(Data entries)
========================================================================
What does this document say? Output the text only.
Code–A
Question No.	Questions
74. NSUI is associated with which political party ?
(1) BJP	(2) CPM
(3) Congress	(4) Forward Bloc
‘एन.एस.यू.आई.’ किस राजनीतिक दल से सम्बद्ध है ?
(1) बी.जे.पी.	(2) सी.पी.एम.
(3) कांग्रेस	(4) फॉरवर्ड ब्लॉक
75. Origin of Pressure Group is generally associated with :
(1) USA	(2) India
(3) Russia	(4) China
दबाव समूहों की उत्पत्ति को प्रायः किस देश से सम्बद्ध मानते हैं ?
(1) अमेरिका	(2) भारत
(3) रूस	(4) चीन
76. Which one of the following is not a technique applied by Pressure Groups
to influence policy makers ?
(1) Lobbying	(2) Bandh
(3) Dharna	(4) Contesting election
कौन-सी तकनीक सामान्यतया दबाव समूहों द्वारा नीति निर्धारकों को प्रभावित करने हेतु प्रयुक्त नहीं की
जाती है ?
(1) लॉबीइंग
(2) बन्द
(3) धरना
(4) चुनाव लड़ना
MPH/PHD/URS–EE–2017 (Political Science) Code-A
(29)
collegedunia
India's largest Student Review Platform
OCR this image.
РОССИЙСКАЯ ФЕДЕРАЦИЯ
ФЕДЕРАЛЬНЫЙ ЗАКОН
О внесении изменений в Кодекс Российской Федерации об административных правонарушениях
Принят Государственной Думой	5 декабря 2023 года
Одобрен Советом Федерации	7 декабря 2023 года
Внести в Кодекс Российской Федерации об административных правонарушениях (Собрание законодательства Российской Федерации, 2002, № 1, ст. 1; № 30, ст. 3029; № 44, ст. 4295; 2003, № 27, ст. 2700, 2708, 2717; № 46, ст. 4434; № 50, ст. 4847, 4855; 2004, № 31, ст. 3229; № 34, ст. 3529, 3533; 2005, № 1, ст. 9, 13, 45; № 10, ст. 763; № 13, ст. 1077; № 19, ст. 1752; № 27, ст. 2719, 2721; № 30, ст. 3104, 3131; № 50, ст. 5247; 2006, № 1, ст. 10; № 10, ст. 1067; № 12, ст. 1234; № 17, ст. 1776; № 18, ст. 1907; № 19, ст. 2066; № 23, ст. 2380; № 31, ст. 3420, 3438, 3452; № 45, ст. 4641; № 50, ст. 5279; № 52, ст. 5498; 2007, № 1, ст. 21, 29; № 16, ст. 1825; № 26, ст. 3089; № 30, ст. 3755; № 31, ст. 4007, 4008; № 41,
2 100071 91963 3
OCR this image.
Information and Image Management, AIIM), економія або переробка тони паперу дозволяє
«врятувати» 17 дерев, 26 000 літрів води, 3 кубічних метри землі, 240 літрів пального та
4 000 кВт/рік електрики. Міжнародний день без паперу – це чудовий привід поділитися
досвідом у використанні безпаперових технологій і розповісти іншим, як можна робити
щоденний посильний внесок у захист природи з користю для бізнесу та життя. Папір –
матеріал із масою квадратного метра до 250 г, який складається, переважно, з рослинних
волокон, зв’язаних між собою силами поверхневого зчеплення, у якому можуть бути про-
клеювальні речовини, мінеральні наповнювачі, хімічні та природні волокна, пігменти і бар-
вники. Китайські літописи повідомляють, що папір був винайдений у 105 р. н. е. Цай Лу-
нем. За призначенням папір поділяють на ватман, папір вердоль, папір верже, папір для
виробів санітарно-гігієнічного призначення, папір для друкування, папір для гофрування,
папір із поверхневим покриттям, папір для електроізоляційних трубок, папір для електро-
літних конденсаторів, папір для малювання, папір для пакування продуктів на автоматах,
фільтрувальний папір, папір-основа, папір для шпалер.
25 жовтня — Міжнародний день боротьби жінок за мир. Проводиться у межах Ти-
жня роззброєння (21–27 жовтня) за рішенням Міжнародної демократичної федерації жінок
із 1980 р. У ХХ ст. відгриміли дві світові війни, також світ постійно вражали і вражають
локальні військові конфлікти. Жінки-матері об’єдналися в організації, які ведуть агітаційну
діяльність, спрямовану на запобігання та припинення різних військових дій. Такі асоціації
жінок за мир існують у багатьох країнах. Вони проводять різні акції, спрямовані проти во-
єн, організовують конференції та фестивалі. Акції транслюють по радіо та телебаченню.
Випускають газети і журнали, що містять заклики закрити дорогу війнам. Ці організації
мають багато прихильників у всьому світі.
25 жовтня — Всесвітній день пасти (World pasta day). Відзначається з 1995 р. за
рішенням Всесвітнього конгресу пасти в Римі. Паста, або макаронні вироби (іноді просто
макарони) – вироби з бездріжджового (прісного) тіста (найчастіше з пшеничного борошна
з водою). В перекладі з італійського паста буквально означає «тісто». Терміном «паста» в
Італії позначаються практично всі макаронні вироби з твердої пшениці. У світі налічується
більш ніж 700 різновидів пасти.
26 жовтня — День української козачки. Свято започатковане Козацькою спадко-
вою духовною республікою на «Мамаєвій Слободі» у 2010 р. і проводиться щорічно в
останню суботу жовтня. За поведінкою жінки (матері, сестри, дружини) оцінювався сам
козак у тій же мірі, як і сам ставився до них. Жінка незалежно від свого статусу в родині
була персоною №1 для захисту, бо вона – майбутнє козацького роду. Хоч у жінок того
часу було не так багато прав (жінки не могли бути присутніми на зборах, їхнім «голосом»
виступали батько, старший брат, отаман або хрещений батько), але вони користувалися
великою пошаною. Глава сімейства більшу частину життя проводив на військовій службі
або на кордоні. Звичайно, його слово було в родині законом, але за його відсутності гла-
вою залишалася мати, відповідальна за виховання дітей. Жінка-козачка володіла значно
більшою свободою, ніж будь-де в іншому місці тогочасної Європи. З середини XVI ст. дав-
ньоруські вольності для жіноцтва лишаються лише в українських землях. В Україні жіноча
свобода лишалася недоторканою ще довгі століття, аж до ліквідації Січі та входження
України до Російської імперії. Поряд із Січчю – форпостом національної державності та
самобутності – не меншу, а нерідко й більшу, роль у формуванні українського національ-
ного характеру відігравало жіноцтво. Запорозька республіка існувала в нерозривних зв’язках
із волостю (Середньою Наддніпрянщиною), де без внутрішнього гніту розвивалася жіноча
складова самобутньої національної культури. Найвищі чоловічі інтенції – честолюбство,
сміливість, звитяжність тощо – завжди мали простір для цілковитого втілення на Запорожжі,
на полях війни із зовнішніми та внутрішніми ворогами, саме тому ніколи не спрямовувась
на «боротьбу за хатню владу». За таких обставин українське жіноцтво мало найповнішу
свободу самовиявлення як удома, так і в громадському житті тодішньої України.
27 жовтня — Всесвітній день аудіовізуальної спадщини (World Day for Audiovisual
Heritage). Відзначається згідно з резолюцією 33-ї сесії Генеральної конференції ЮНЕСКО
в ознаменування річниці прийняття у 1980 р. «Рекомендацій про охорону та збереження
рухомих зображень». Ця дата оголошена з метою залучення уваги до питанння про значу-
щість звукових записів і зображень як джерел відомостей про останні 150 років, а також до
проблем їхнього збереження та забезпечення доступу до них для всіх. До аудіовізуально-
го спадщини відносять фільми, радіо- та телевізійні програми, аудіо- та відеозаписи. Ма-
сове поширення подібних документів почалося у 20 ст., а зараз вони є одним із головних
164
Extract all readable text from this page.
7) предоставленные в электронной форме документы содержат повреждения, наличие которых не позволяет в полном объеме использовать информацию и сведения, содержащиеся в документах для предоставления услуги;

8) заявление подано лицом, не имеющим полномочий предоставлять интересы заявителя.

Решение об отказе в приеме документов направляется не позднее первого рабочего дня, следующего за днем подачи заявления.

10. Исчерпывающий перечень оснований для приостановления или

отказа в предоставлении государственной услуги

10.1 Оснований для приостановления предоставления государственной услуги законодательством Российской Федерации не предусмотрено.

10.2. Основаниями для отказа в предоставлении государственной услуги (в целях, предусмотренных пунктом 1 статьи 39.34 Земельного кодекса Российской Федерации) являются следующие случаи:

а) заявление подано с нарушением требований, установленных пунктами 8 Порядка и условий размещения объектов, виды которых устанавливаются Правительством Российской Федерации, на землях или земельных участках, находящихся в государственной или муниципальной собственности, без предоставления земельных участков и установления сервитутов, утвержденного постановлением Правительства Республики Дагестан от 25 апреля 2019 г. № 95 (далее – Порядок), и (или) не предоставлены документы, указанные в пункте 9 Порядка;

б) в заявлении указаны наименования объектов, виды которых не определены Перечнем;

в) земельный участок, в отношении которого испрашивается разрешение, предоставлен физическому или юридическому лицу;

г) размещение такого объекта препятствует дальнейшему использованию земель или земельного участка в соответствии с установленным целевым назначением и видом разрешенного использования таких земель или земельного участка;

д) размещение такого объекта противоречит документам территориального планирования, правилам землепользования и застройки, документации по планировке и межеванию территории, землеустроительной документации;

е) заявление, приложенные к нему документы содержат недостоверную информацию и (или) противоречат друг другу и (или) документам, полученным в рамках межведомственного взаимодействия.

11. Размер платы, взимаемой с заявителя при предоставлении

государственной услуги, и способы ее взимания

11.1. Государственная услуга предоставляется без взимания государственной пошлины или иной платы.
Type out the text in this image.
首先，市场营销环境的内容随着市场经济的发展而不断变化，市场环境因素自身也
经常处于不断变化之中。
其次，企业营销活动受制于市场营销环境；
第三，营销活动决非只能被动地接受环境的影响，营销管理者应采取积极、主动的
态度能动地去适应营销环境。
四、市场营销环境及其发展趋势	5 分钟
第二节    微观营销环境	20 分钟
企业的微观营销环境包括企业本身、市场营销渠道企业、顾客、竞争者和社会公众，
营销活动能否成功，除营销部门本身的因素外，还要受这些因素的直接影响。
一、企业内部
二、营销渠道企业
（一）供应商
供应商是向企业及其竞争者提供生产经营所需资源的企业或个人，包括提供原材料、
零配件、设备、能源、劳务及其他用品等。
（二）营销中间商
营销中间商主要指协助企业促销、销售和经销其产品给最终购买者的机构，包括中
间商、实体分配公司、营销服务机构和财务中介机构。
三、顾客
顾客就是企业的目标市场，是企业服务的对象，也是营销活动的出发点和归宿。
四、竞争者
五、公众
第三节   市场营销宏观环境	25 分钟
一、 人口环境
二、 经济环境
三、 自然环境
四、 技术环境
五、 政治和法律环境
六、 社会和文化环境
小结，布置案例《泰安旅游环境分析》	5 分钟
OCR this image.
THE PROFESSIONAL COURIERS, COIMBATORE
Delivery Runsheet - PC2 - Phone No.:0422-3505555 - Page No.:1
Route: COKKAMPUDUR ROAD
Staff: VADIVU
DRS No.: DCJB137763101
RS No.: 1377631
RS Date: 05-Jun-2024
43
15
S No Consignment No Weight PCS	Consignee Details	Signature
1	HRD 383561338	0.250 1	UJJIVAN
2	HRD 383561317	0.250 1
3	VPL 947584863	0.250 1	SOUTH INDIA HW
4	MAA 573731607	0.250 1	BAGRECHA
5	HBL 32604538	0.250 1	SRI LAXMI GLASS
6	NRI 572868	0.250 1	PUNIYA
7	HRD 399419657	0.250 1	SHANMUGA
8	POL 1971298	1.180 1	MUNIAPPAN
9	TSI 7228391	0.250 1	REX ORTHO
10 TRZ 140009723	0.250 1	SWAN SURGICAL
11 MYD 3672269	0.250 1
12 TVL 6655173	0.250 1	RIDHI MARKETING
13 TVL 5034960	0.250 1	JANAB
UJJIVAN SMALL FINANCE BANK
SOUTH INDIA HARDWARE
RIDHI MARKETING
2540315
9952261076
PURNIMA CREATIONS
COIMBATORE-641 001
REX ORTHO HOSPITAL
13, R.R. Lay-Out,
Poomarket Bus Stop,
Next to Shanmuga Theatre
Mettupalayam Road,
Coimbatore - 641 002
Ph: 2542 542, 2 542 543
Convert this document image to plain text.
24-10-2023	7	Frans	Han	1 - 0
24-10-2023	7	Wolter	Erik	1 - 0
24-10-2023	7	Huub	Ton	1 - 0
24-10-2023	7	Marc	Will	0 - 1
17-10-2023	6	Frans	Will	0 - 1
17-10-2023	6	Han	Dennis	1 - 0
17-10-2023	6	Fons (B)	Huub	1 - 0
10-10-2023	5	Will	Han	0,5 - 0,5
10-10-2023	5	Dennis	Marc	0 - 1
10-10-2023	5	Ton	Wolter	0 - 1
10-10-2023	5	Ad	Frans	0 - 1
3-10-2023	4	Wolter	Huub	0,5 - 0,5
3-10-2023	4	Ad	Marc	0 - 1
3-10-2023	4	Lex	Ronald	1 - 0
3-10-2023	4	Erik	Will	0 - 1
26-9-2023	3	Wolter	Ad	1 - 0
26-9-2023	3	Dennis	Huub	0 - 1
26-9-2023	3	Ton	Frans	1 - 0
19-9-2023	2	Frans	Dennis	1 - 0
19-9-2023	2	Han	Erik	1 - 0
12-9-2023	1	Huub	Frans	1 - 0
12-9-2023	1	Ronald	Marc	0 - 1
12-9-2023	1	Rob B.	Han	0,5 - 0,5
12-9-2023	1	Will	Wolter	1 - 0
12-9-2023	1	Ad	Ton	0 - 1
========================================================================
- CHALLENGE: Find the lines containing "світі" and list every one of them.

- FINAL ANSWER:
мають багато прихильників у всьому світі.
Італії позначаються практично всі макаронні вироби з твердої пшениці. У світі налічується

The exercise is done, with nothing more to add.